Every record must be repeated exactly, with no omission.

** begin RECORDS FOR THIS EXERCISE **

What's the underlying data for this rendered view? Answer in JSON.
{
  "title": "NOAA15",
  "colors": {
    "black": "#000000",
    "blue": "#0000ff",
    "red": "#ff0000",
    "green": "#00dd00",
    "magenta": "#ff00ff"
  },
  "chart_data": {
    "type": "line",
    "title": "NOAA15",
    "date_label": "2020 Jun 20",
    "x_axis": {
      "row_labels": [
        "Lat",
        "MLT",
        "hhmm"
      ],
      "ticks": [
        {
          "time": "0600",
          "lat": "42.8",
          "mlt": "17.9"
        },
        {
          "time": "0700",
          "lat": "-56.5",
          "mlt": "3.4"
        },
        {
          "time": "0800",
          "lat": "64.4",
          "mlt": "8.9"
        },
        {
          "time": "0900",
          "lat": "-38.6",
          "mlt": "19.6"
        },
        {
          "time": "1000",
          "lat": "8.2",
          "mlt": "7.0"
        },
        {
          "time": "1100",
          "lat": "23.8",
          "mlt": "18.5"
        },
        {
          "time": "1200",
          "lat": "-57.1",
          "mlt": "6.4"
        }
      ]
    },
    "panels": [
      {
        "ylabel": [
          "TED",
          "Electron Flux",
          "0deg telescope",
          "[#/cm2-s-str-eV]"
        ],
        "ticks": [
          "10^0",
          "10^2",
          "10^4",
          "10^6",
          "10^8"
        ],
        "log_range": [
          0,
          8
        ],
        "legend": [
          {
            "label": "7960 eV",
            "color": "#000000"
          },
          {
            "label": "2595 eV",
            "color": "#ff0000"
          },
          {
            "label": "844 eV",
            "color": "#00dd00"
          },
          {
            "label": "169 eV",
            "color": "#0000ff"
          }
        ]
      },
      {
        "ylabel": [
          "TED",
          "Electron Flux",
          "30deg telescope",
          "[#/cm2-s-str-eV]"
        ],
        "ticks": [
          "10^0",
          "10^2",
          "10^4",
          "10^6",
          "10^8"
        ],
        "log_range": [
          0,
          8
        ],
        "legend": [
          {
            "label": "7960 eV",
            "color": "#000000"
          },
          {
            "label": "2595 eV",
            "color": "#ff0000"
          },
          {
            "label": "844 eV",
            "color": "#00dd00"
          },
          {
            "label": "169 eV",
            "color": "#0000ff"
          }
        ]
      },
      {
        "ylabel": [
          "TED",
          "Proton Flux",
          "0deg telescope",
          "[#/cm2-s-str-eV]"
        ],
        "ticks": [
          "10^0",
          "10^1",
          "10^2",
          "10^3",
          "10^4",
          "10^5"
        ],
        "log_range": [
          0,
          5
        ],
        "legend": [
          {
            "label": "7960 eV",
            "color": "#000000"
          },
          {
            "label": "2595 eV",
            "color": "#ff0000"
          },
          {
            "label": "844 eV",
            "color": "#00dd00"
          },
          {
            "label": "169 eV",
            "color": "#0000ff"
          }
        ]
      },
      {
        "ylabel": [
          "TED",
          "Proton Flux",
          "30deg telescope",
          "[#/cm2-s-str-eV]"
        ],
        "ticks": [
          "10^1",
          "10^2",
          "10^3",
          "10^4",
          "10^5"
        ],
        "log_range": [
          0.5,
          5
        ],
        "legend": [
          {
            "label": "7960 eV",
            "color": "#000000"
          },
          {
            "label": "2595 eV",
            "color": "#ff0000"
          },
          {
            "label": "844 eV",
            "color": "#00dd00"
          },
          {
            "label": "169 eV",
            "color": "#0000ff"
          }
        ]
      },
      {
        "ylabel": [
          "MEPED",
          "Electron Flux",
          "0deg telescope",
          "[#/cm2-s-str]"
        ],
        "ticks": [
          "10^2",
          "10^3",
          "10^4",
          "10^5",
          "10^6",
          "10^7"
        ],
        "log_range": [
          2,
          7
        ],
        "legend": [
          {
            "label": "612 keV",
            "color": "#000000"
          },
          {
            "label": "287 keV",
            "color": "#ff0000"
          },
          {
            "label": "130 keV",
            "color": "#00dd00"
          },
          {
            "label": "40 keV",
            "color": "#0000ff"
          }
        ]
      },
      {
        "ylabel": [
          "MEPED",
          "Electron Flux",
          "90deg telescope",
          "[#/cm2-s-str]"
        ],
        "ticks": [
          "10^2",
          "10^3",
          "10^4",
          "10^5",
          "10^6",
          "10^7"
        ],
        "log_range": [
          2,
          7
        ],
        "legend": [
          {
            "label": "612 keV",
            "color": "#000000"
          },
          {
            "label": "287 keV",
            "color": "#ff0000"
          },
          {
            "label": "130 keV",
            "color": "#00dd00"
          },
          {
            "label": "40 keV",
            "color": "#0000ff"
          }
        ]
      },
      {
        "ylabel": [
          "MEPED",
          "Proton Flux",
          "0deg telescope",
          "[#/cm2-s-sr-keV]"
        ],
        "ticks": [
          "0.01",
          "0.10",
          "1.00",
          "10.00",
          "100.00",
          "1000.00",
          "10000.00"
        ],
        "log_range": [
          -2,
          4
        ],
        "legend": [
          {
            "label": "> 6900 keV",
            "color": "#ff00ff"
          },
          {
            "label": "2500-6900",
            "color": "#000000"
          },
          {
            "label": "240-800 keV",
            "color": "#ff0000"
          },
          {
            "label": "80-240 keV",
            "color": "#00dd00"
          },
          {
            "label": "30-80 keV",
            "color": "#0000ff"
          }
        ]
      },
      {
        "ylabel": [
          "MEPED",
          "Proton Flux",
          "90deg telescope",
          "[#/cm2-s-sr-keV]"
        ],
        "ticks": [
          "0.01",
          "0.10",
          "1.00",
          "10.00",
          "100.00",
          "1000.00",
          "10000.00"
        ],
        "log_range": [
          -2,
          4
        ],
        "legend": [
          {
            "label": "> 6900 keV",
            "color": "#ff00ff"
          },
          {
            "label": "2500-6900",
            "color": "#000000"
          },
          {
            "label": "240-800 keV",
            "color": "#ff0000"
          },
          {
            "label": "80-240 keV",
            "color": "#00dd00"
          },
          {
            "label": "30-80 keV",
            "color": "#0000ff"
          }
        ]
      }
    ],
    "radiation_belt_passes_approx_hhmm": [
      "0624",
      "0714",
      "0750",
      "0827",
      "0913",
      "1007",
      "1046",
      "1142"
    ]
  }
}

** end RECORDS FOR THIS EXERCISE **

EXERCISE SOLUTION
What's the underlying data for this rendered view? Answer in JSON.
{
  "title": "NOAA15",
  "colors": {
    "black": "#000000",
    "blue": "#0000ff",
    "red": "#ff0000",
    "green": "#00dd00",
    "magenta": "#ff00ff"
  },
  "chart_data": {
    "type": "line",
    "title": "NOAA15",
    "date_label": "2020 Jun 20",
    "x_axis": {
      "row_labels": [
        "Lat",
        "MLT",
        "hhmm"
      ],
      "ticks": [
        {
          "time": "0600",
          "lat": "42.8",
          "mlt": "17.9"
        },
        {
          "time": "0700",
          "lat": "-56.5",
          "mlt": "3.4"
        },
        {
          "time": "0800",
          "lat": "64.4",
          "mlt": "8.9"
        },
        {
          "time": "0900",
          "lat": "-38.6",
          "mlt": "19.6"
        },
        {
          "time": "1000",
          "lat": "8.2",
          "mlt": "7.0"
        },
        {
          "time": "1100",
          "lat": "23.8",
          "mlt": "18.5"
        },
        {
          "time": "1200",
          "lat": "-57.1",
          "mlt": "6.4"
        }
      ]
    },
    "panels": [
      {
        "ylabel": [
          "TED",
          "Electron Flux",
          "0deg telescope",
          "[#/cm2-s-str-eV]"
        ],
        "ticks": [
          "10^0",
          "10^2",
          "10^4",
          "10^6",
          "10^8"
        ],
        "log_range": [
          0,
          8
        ],
        "legend": [
          {
            "label": "7960 eV",
            "color": "#000000"
          },
          {
            "label": "2595 eV",
            "color": "#ff0000"
          },
          {
            "label": "844 eV",
            "color": "#00dd00"
          },
          {
            "label": "169 eV",
            "color": "#0000ff"
          }
        ]
      },
      {
        "ylabel": [
          "TED",
          "Electron Flux",
          "30deg telescope",
          "[#/cm2-s-str-eV]"
        ],
        "ticks": [
          "10^0",
          "10^2",
          "10^4",
          "10^6",
          "10^8"
        ],
        "log_range": [
          0,
          8
        ],
        "legend": [
          {
            "label": "7960 eV",
            "color": "#000000"
          },
          {
            "label": "2595 eV",
            "color": "#ff0000"
          },
          {
            "label": "844 eV",
            "color": "#00dd00"
          },
          {
            "label": "169 eV",
            "color": "#0000ff"
          }
        ]
      },
      {
        "ylabel": [
          "TED",
          "Proton Flux",
          "0deg telescope",
          "[#/cm2-s-str-eV]"
        ],
        "ticks": [
          "10^0",
          "10^1",
          "10^2",
          "10^3",
          "10^4",
          "10^5"
        ],
        "log_range": [
          0,
          5
        ],
        "legend": [
          {
            "label": "7960 eV",
            "color": "#000000"
          },
          {
            "label": "2595 eV",
            "color": "#ff0000"
          },
          {
            "label": "844 eV",
            "color": "#00dd00"
          },
          {
            "label": "169 eV",
            "color": "#0000ff"
          }
        ]
      },
      {
        "ylabel": [
          "TED",
          "Proton Flux",
          "30deg telescope",
          "[#/cm2-s-str-eV]"
        ],
        "ticks": [
          "10^1",
          "10^2",
          "10^3",
          "10^4",
          "10^5"
        ],
        "log_range": [
          0.5,
          5
        ],
        "legend": [
          {
            "label": "7960 eV",
            "color": "#000000"
          },
          {
            "label": "2595 eV",
            "color": "#ff0000"
          },
          {
            "label": "844 eV",
            "color": "#00dd00"
          },
          {
            "label": "169 eV",
            "color": "#0000ff"
          }
        ]
      },
      {
        "ylabel": [
          "MEPED",
          "Electron Flux",
          "0deg telescope",
          "[#/cm2-s-str]"
        ],
        "ticks": [
          "10^2",
          "10^3",
          "10^4",
          "10^5",
          "10^6",
          "10^7"
        ],
        "log_range": [
          2,
          7
        ],
        "legend": [
          {
            "label": "612 keV",
            "color": "#000000"
          },
          {
            "label": "287 keV",
            "color": "#ff0000"
          },
          {
            "label": "130 keV",
            "color": "#00dd00"
          },
          {
            "label": "40 keV",
            "color": "#0000ff"
          }
        ]
      },
      {
        "ylabel": [
          "MEPED",
          "Electron Flux",
          "90deg telescope",
          "[#/cm2-s-str]"
        ],
        "ticks": [
          "10^2",
          "10^3",
          "10^4",
          "10^5",
          "10^6",
          "10^7"
        ],
        "log_range": [
          2,
          7
        ],
        "legend": [
          {
            "label": "612 keV",
            "color": "#000000"
          },
          {
            "label": "287 keV",
            "color": "#ff0000"
          },
          {
            "label": "130 keV",
            "color": "#00dd00"
          },
          {
            "label": "40 keV",
            "color": "#0000ff"
          }
        ]
      },
      {
        "ylabel": [
          "MEPED",
          "Proton Flux",
          "0deg telescope",
          "[#/cm2-s-sr-keV]"
        ],
        "ticks": [
          "0.01",
          "0.10",
          "1.00",
          "10.00",
          "100.00",
          "1000.00",
          "10000.00"
        ],
        "log_range": [
          -2,
          4
        ],
        "legend": [
          {
            "label": "> 6900 keV",
            "color": "#ff00ff"
          },
          {
            "label": "2500-6900",
            "color": "#000000"
          },
          {
            "label": "240-800 keV",
            "color": "#ff0000"
          },
          {
            "label": "80-240 keV",
            "color": "#00dd00"
          },
          {
            "label": "30-80 keV",
            "color": "#0000ff"
          }
        ]
      },
      {
        "ylabel": [
          "MEPED",
          "Proton Flux",
          "90deg telescope",
          "[#/cm2-s-sr-keV]"
        ],
        "ticks": [
          "0.01",
          "0.10",
          "1.00",
          "10.00",
          "100.00",
          "1000.00",
          "10000.00"
        ],
        "log_range": [
          -2,
          4
        ],
        "legend": [
          {
            "label": "> 6900 keV",
            "color": "#ff00ff"
          },
          {
            "label": "2500-6900",
            "color": "#000000"
          },
          {
            "label": "240-800 keV",
            "color": "#ff0000"
          },
          {
            "label": "80-240 keV",
            "color": "#00dd00"
          },
          {
            "label": "30-80 keV",
            "color": "#0000ff"
          }
        ]
      }
    ],
    "radiation_belt_passes_approx_hhmm": [
      "0624",
      "0714",
      "0750",
      "0827",
      "0913",
      "1007",
      "1046",
      "1142"
    ]
  }
}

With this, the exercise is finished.